— Work required —
The line that contains "Give me a plain-text" and every line after it, down to the last one, must be restated word for word, with no pictures.

** start Records shown **

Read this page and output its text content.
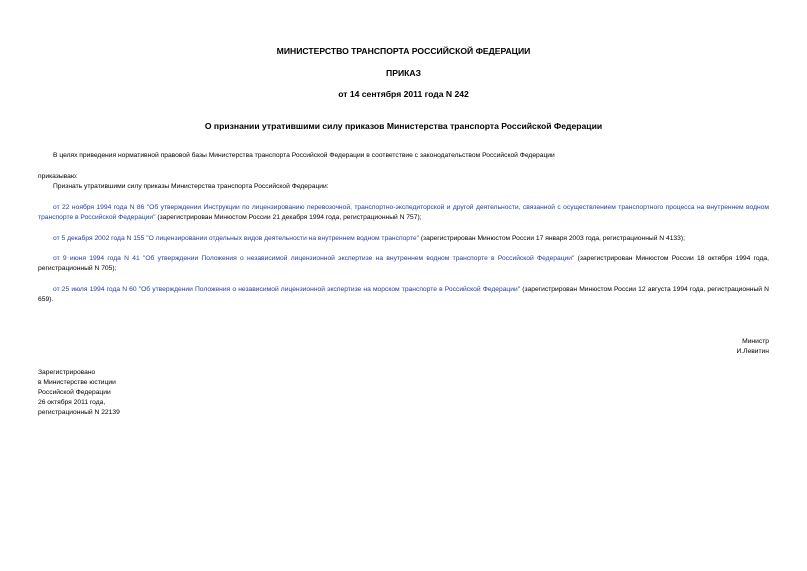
МИНИСТЕРСТВО ТРАНСПОРТА РОССИЙСКОЙ ФЕДЕРАЦИИ
ПРИКАЗ
от 14 сентября 2011 года N 242
О признании утратившими силу приказов Министерства транспорта Российской Федерации
В целях приведения нормативной правовой базы Министерства транспорта Российской Федерации в соответствие с законодательством Российской Федерации
приказываю:
Признать утратившими силу приказы Министерства транспорта Российской Федерации:
от 22 ноября 1994 года N 86 "Об утверждении Инструкции по лицензированию перевозочной, транспортно-экспедиторской и другой деятельности, связанной с осуществлением транспортного процесса на внутреннем водном транспорте в Российской Федерации" (зарегистрирован Минюстом России 21 декабря 1994 года, регистрационный N 757);
от 5 декабря 2002 года N 155 "О лицензировании отдельных видов деятельности на внутреннем водном транспорте" (зарегистрирован Минюстом России 17 января 2003 года, регистрационный N 4133);
от 9 июня 1994 года N 41 "Об утверждении Положения о независимой лицензионной экспертизе на внутреннем водном транспорте в Российской Федерации" (зарегистрирован Минюстом России 18 октября 1994 года, регистрационный N 705);
от 25 июля 1994 года N 60 "Об утверждении Положения о независимой лицензионной экспертизе на морском транспорте в Российской Федерации" (зарегистрирован Минюстом России 12 августа 1994 года, регистрационный N 659).
Министр
И.Левитин
Зарегистрировано
в Министерстве юстиции
Российской Федерации
26 октября 2011 года,
регистрационный N 22139
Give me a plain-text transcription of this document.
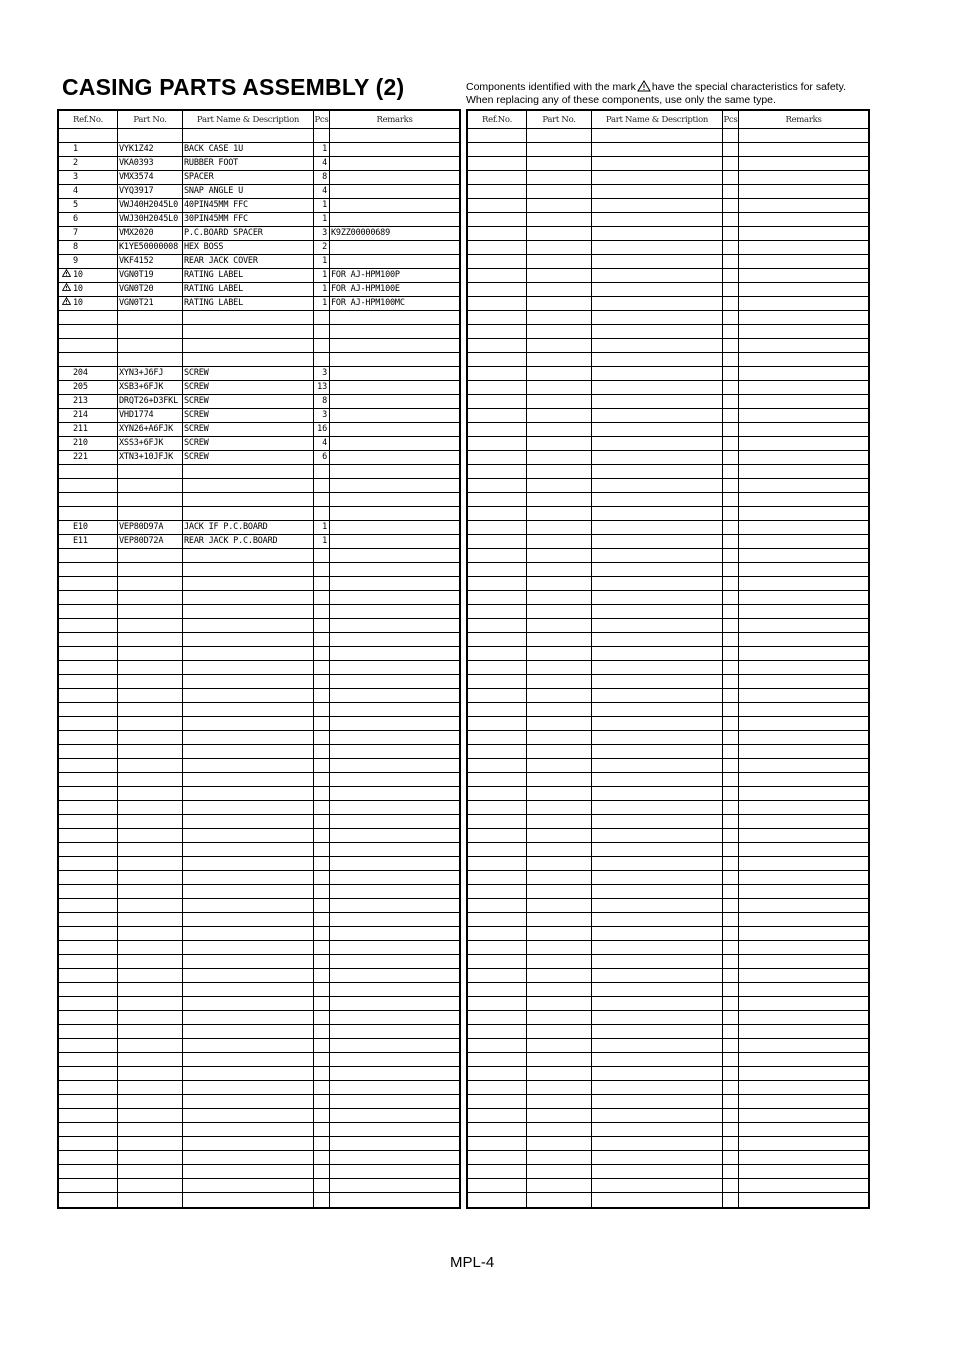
CASING PARTS ASSEMBLY (2)	Components identified with the mark have the special characteristics for safety.
When replacing any of these components, use only the same type.
Ref.No.	Part No.	Part Name & Description	Pcs	Remarks
1	VYK1Z42	BACK CASE 1U	1
2	VKA0393	RUBBER FOOT	4
3	VMX3574	SPACER	8
4	VYQ3917	SNAP ANGLE U	4
5	VWJ40H2045L0 40PIN45MM FFC	1
6	VWJ30H2045L0 30PIN45MM FFC	1
7	VMX2020	P.C.BOARD SPACER	3 K9ZZ00000689
8	K1YE50000008 HEX BOSS	2
9	VKF4152	REAR JACK COVER	1
10	VGN0T19	RATING LABEL	1 FOR AJ-HPM100P
10	VGN0T20	RATING LABEL	1 FOR AJ-HPM100E
10	VGN0T21	RATING LABEL	1 FOR AJ-HPM100MC
204	XYN3+J6FJ	SCREW	3
205	XSB3+6FJK	SCREW	13
213	DRQT26+D3FKL SCREW	8
214	VHD1774	SCREW	3
211	XYN26+A6FJK	SCREW	16
210	XSS3+6FJK	SCREW	4
221	XTN3+10JFJK	SCREW	6
E10	VEP80D97A	JACK IF P.C.BOARD	1
E11	VEP80D72A	REAR JACK P.C.BOARD	1
Ref.No.	Part No.	Part Name & Description	Pcs	Remarks
MPL-4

** end Records shown **

— Answer —
Give me a plain-text transcription of this document.
CASING PARTS ASSEMBLY (2)	Components identified with the mark have the special characteristics for safety.
When replacing any of these components, use only the same type.
Ref.No.	Part No.	Part Name & Description	Pcs	Remarks
1	VYK1Z42	BACK CASE 1U	1
2	VKA0393	RUBBER FOOT	4
3	VMX3574	SPACER	8
4	VYQ3917	SNAP ANGLE U	4
5	VWJ40H2045L0 40PIN45MM FFC	1
6	VWJ30H2045L0 30PIN45MM FFC	1
7	VMX2020	P.C.BOARD SPACER	3 K9ZZ00000689
8	K1YE50000008 HEX BOSS	2
9	VKF4152	REAR JACK COVER	1
10	VGN0T19	RATING LABEL	1 FOR AJ-HPM100P
10	VGN0T20	RATING LABEL	1 FOR AJ-HPM100E
10	VGN0T21	RATING LABEL	1 FOR AJ-HPM100MC
204	XYN3+J6FJ	SCREW	3
205	XSB3+6FJK	SCREW	13
213	DRQT26+D3FKL SCREW	8
214	VHD1774	SCREW	3
211	XYN26+A6FJK	SCREW	16
210	XSS3+6FJK	SCREW	4
221	XTN3+10JFJK	SCREW	6
E10	VEP80D97A	JACK IF P.C.BOARD	1
E11	VEP80D72A	REAR JACK P.C.BOARD	1
Ref.No.	Part No.	Part Name & Description	Pcs	Remarks
MPL-4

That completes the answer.